*Directions*:
Exclude pictures; retype the lines below from the line containing "Serialize everything readable" through the end of the records, both ends kept.

*Material to process*:

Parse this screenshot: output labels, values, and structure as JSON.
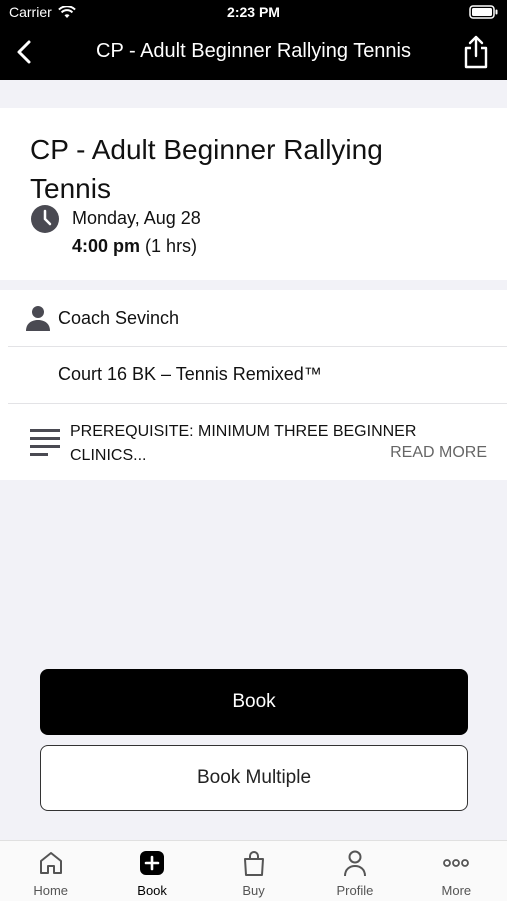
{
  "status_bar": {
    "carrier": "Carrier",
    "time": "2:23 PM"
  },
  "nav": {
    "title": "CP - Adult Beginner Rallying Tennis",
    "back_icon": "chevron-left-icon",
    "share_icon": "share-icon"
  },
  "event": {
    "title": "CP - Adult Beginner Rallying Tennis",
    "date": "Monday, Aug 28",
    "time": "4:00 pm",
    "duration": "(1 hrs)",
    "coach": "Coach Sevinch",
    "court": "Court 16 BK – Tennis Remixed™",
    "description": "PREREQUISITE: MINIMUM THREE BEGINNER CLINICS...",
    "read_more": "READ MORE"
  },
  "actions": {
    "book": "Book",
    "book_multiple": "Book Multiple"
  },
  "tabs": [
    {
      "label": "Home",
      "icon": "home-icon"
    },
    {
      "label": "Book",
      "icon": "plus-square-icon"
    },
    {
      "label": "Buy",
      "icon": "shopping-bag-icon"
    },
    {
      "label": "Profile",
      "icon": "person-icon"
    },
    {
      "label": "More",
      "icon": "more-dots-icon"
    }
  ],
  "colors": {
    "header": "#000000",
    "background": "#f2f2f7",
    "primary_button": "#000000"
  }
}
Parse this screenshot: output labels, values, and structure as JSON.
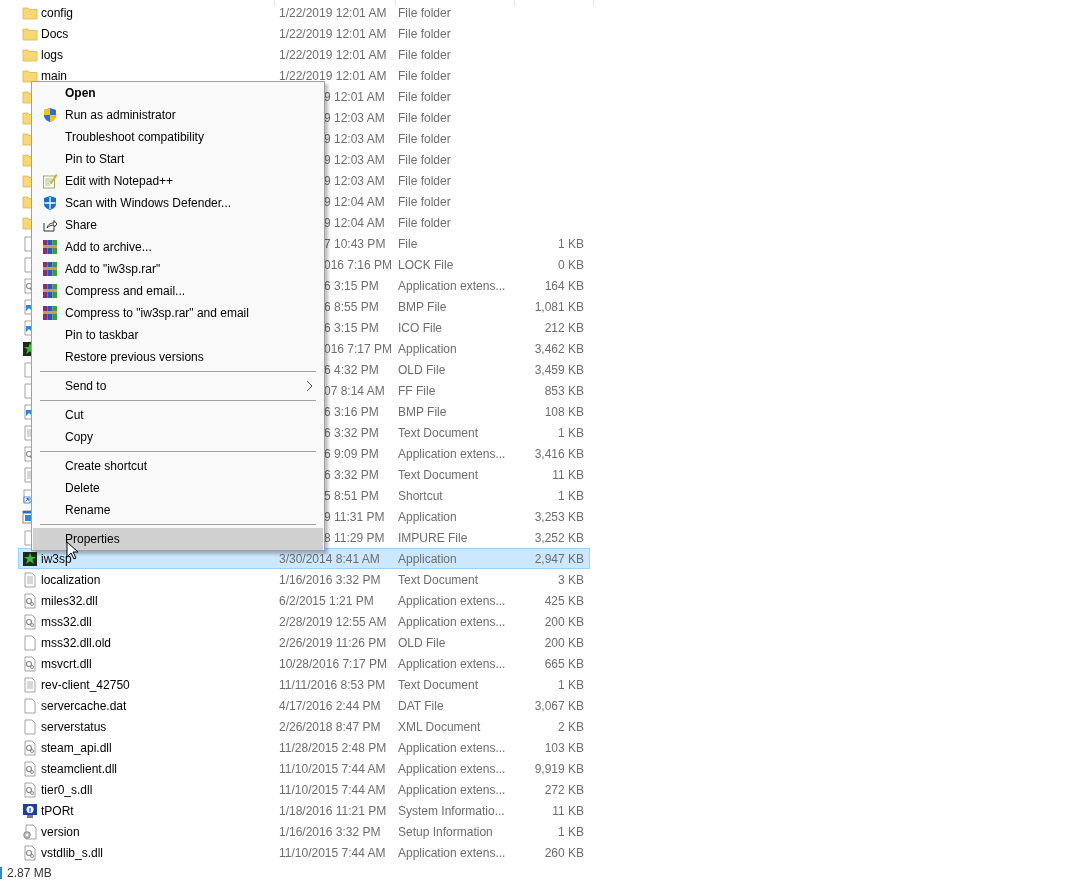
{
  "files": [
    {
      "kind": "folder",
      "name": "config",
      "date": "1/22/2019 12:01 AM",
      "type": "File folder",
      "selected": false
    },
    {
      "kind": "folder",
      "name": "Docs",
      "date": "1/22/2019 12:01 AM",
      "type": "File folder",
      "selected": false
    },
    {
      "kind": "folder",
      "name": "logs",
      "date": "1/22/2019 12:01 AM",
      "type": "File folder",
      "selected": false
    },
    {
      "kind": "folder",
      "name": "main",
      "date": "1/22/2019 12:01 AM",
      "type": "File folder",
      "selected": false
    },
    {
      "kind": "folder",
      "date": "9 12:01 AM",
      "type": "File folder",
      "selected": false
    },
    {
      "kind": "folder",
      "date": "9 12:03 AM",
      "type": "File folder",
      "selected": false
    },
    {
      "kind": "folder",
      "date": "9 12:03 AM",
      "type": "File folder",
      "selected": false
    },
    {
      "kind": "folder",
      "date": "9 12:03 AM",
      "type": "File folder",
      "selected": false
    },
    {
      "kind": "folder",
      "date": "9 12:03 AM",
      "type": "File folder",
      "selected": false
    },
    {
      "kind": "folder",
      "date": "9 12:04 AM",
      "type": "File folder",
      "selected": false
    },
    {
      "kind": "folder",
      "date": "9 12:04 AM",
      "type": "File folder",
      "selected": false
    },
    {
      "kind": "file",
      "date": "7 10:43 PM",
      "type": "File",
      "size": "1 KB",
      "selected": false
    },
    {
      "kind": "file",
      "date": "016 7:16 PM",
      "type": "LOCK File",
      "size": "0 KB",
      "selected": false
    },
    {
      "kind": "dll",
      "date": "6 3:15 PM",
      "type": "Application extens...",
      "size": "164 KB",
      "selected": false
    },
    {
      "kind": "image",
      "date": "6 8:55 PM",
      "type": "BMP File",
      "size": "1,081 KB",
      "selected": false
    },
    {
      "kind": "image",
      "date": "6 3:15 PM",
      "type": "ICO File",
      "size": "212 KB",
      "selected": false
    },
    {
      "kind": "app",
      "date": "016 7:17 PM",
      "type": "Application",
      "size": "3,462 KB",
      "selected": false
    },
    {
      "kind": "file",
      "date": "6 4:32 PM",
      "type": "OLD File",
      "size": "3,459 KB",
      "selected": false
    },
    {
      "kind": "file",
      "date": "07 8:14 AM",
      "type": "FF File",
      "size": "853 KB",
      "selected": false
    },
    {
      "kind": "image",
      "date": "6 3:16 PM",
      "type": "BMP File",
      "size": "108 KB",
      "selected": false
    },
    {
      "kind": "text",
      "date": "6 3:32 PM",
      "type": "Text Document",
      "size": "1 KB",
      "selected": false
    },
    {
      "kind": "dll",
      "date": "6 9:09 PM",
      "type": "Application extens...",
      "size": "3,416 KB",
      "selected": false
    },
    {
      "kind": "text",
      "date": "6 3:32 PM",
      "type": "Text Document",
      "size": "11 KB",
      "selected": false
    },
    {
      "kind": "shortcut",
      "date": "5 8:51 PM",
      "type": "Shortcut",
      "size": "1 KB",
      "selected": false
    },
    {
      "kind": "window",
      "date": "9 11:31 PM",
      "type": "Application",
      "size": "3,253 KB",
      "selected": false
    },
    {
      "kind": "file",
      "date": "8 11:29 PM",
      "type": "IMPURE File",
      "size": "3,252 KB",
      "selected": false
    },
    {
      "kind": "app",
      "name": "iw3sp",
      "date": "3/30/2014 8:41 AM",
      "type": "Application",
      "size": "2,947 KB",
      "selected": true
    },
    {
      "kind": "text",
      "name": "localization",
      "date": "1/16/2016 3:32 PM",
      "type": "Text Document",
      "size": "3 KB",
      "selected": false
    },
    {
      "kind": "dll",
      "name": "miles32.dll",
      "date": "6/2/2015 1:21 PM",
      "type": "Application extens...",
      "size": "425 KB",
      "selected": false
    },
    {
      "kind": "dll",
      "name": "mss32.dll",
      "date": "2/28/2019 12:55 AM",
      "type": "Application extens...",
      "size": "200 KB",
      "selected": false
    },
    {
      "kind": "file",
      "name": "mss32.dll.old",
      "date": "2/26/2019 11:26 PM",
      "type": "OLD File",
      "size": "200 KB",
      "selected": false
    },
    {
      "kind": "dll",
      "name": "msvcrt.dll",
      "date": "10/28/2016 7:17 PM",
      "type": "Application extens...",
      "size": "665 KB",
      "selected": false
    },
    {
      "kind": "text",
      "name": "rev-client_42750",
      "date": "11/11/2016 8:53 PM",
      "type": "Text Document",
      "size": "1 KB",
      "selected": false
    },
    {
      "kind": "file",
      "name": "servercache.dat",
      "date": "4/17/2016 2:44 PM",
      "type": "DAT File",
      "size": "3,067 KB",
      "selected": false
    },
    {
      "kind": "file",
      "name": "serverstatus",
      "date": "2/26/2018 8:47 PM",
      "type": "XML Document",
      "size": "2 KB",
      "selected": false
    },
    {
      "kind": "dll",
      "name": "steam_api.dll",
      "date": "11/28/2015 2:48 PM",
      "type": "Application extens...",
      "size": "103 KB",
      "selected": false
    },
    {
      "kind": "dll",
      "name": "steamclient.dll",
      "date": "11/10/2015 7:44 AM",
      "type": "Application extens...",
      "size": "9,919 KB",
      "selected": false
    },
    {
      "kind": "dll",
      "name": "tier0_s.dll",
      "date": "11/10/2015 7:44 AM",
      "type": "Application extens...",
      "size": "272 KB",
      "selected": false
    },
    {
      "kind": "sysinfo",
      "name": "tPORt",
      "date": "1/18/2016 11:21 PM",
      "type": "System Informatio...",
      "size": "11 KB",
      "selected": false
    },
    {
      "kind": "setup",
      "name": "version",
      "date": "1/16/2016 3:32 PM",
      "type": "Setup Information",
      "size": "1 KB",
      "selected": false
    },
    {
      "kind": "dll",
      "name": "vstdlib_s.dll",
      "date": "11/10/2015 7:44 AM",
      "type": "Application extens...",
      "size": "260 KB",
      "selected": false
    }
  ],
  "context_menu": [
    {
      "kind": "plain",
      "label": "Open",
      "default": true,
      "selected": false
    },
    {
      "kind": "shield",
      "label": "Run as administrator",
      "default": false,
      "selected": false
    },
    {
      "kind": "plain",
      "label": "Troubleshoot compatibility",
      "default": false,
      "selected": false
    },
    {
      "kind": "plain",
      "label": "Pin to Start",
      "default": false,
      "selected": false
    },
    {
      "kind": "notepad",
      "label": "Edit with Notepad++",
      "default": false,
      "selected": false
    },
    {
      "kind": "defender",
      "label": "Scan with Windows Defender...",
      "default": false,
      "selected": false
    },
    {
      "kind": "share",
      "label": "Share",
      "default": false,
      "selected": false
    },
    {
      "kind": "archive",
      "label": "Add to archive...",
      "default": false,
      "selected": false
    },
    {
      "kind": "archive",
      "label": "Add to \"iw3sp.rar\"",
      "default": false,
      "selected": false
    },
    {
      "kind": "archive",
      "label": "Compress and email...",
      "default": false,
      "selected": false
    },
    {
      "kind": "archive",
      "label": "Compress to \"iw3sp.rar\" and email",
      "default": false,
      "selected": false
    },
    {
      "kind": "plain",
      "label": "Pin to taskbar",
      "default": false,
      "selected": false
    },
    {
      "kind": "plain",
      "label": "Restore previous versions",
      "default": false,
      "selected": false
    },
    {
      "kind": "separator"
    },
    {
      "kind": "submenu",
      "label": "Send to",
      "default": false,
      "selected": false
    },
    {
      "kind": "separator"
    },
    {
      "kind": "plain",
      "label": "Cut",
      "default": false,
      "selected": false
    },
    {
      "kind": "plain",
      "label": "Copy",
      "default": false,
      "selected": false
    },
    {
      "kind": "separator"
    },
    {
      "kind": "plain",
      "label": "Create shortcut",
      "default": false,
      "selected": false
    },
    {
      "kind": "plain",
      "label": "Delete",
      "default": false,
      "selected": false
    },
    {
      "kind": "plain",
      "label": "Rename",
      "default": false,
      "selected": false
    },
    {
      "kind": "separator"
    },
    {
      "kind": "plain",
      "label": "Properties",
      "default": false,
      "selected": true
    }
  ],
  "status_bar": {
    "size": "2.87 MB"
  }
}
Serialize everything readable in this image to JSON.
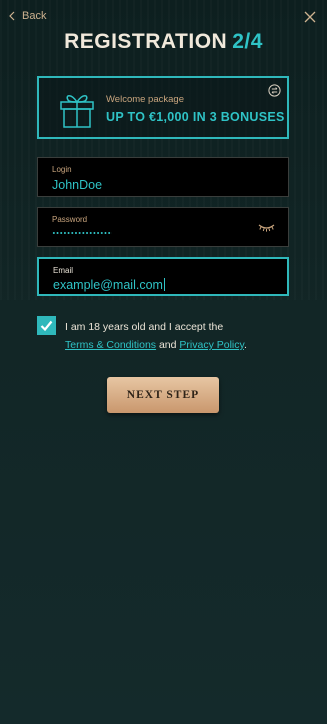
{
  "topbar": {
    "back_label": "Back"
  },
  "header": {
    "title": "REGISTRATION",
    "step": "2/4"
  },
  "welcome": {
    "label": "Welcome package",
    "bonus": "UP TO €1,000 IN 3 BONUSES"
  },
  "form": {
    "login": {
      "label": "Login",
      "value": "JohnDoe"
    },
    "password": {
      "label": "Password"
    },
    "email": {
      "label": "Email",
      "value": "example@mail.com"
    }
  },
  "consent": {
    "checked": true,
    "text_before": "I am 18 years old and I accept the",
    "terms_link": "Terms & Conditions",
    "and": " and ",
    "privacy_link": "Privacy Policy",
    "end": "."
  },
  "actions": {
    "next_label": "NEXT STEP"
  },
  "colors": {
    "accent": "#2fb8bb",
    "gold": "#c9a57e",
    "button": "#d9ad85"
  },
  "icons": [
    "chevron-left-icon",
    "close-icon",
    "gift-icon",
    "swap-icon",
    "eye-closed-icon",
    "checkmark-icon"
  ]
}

*Final result*:
Serialize everything readable in this image to JSON.
{
  "topbar": {
    "back_label": "Back"
  },
  "header": {
    "title": "REGISTRATION",
    "step": "2/4"
  },
  "welcome": {
    "label": "Welcome package",
    "bonus": "UP TO €1,000 IN 3 BONUSES"
  },
  "form": {
    "login": {
      "label": "Login",
      "value": "JohnDoe"
    },
    "password": {
      "label": "Password"
    },
    "email": {
      "label": "Email",
      "value": "example@mail.com"
    }
  },
  "consent": {
    "checked": true,
    "text_before": "I am 18 years old and I accept the",
    "terms_link": "Terms & Conditions",
    "and": " and ",
    "privacy_link": "Privacy Policy",
    "end": "."
  },
  "actions": {
    "next_label": "NEXT STEP"
  },
  "colors": {
    "accent": "#2fb8bb",
    "gold": "#c9a57e",
    "button": "#d9ad85"
  },
  "icons": [
    "chevron-left-icon",
    "close-icon",
    "gift-icon",
    "swap-icon",
    "eye-closed-icon",
    "checkmark-icon"
  ]
}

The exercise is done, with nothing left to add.